All lines holding the string "name" are to be shown.
--- BEGIN Raw data ---
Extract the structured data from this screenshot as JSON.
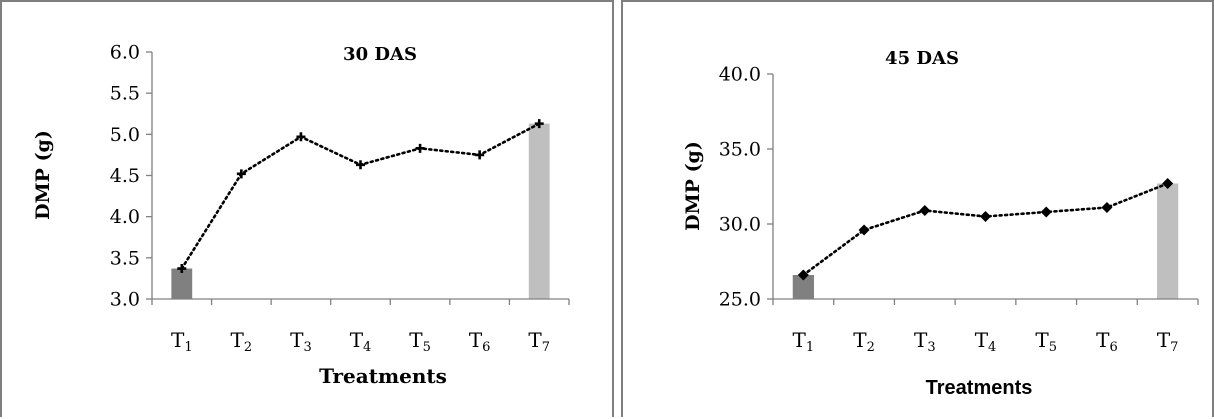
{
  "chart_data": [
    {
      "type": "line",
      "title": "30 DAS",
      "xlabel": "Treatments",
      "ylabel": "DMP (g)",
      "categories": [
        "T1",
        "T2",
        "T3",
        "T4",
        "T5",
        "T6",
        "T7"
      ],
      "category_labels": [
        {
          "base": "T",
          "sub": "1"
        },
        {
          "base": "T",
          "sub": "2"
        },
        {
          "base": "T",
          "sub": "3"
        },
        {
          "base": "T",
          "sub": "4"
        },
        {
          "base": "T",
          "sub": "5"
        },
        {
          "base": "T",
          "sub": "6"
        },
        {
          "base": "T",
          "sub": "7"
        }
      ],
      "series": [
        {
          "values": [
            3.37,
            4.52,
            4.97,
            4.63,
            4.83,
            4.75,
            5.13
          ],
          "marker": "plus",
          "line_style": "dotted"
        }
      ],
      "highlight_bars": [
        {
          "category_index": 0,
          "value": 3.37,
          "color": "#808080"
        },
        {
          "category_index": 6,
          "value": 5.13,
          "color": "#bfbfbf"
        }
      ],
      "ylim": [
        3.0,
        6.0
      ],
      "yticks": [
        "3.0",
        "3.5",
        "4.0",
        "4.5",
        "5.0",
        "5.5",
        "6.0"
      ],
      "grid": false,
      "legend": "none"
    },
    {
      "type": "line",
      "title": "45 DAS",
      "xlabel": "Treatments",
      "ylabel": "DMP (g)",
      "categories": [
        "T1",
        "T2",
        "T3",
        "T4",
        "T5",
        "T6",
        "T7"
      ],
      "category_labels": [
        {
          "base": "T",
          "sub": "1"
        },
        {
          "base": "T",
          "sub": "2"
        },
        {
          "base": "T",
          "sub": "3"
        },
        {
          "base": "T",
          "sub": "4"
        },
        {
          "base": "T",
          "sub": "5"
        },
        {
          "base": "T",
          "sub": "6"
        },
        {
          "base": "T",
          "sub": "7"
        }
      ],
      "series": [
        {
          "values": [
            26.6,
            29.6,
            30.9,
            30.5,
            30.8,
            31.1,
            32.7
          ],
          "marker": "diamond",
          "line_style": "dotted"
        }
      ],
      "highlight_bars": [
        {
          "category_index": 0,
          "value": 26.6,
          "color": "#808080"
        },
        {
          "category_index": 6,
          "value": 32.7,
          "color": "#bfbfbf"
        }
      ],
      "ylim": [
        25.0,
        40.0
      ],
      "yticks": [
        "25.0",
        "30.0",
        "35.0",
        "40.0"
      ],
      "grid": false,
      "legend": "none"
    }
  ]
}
--- END Raw data ---
--- BEGIN Raw data ---
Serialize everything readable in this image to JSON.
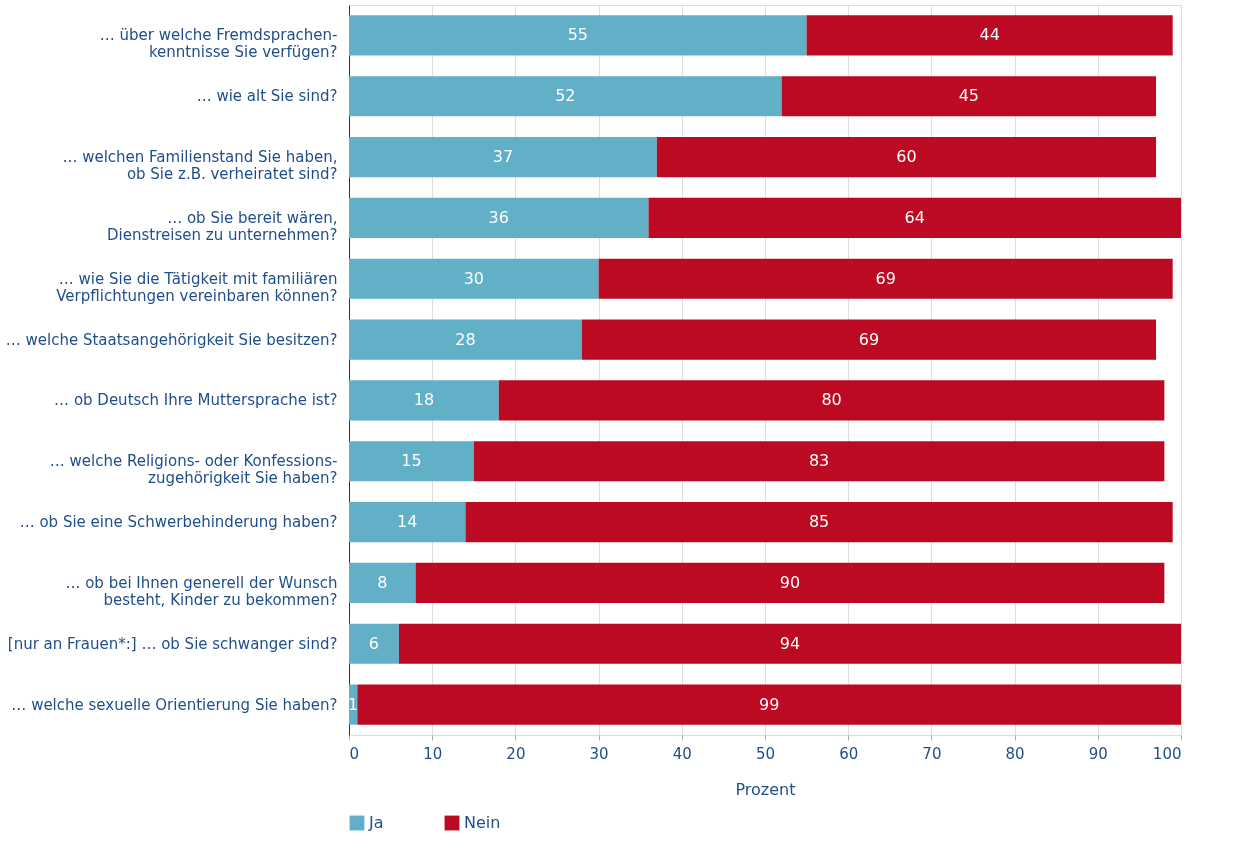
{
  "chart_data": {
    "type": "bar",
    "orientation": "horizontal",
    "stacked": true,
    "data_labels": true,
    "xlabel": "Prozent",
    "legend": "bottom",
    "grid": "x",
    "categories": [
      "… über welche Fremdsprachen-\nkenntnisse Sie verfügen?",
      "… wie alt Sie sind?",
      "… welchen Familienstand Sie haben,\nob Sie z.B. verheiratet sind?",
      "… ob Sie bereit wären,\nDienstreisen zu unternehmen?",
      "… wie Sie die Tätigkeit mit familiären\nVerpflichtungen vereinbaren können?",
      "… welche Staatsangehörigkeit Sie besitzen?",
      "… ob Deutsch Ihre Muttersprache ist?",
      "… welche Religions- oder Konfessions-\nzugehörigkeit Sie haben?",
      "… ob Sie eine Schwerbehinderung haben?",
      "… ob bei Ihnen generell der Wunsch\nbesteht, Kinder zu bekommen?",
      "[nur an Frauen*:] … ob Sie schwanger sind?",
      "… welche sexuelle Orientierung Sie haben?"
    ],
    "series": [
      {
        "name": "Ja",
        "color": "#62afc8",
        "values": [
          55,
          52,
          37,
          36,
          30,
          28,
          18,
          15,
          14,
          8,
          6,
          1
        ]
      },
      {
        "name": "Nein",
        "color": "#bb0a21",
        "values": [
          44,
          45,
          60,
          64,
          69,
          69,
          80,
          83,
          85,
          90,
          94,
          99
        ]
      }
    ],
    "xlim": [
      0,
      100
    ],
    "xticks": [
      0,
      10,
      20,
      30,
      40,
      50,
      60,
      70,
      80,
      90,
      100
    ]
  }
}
--- END Raw data ---
--- BEGIN Raw data ---
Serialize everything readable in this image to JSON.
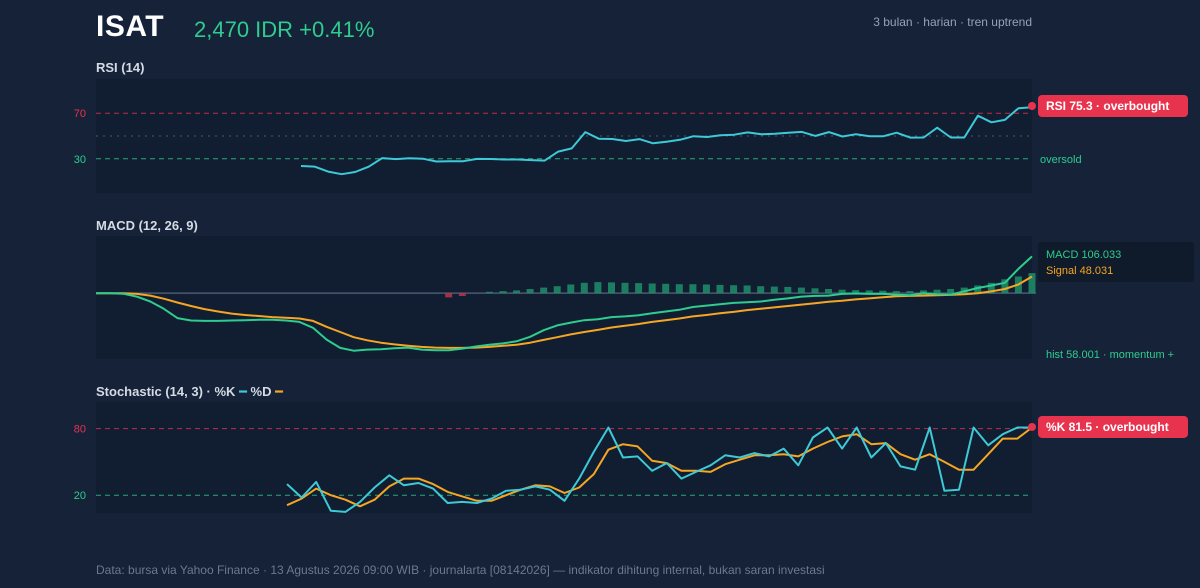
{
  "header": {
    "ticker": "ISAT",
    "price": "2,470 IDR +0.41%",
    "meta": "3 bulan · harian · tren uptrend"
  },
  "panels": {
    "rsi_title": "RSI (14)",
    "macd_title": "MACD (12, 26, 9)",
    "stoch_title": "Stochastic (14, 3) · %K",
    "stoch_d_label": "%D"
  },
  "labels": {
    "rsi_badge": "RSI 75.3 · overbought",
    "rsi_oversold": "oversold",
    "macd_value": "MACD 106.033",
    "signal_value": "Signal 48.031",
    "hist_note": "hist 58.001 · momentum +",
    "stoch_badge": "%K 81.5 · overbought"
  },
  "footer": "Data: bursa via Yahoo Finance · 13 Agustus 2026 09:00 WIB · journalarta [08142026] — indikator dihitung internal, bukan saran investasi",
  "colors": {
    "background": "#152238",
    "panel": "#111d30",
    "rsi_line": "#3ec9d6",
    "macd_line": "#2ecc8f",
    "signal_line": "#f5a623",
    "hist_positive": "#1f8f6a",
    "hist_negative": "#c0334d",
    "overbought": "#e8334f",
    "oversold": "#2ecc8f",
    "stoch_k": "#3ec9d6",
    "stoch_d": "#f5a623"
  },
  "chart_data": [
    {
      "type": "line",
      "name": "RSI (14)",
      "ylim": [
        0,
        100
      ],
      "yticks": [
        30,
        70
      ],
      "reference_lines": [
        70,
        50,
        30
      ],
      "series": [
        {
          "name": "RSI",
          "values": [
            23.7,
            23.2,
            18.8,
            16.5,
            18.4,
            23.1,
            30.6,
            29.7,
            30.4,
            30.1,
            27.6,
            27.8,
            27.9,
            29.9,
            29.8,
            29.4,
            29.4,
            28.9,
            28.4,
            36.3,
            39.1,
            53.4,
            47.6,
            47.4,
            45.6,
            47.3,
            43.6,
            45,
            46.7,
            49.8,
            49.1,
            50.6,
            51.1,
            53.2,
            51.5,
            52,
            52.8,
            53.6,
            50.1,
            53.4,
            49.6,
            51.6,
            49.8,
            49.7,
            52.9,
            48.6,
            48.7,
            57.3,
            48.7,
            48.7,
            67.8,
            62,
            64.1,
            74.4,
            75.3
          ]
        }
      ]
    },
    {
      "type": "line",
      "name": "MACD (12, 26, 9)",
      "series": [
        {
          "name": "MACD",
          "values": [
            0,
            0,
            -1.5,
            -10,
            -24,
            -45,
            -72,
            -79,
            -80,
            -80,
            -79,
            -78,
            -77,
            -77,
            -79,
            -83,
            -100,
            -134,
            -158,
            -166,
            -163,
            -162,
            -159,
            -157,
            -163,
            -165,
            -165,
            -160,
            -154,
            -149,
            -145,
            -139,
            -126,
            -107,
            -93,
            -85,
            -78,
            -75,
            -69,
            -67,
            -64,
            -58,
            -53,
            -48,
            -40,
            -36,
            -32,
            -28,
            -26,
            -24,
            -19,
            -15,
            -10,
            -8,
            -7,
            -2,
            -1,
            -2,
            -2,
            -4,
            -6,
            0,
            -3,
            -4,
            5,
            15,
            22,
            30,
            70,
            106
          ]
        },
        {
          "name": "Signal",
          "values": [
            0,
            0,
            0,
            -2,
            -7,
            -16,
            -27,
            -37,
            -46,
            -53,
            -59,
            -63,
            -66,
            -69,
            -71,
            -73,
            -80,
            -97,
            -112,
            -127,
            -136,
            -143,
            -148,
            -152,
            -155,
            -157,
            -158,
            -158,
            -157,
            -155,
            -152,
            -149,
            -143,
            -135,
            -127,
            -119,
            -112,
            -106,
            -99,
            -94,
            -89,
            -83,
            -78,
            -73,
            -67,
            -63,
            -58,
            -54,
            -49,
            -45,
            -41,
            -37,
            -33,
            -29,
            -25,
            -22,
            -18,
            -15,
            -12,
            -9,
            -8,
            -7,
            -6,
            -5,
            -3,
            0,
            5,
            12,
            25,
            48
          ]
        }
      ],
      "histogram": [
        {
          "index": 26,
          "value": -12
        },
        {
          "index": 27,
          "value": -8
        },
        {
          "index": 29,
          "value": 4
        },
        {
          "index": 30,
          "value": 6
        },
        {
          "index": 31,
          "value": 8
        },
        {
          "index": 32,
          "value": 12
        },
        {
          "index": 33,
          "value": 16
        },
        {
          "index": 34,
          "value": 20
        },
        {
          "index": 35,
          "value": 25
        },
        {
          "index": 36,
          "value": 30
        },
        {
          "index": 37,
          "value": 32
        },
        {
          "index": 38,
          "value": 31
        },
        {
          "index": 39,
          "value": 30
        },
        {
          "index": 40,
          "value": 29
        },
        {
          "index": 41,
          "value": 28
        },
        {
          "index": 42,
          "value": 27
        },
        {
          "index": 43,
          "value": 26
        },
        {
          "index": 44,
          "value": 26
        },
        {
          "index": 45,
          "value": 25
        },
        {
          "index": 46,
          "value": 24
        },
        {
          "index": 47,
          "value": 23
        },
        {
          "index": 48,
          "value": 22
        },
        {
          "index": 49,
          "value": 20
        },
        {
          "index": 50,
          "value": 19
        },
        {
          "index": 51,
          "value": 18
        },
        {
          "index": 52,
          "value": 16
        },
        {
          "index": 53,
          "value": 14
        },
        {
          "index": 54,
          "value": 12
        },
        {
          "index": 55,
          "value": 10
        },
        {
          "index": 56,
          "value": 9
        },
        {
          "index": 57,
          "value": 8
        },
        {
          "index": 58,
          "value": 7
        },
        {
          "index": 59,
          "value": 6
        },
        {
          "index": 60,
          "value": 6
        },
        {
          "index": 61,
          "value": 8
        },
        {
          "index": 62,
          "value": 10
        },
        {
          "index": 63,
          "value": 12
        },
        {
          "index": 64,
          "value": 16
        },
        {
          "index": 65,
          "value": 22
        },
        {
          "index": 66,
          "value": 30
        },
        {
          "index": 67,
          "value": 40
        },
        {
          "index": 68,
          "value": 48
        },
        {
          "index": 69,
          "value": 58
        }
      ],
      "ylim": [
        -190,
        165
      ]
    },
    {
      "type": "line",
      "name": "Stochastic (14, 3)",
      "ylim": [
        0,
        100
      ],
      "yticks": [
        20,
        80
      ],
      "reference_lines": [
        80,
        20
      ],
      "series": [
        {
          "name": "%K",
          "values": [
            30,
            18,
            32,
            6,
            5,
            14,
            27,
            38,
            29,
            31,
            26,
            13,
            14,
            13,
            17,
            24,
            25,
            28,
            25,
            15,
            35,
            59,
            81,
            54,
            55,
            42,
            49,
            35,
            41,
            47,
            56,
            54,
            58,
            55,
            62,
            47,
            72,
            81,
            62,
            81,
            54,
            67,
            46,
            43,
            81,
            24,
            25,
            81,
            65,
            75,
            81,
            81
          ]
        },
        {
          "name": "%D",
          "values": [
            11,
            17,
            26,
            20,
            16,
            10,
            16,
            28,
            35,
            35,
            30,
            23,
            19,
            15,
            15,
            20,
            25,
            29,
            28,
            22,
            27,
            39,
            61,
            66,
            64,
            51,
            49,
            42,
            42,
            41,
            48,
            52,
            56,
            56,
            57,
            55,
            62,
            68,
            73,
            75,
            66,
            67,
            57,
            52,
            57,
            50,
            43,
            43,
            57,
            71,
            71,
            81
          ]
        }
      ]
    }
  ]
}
--- END Raw data ---
**Response below**
        "name": "Ja",
        "name": "Nein",
      "name": "RSI (14)",
          "name": "RSI",
      "name": "MACD (12, 26, 9)",
          "name": "MACD",
          "name": "Signal",
      "name": "Stochastic (14, 3)",
          "name": "%K",
          "name": "%D",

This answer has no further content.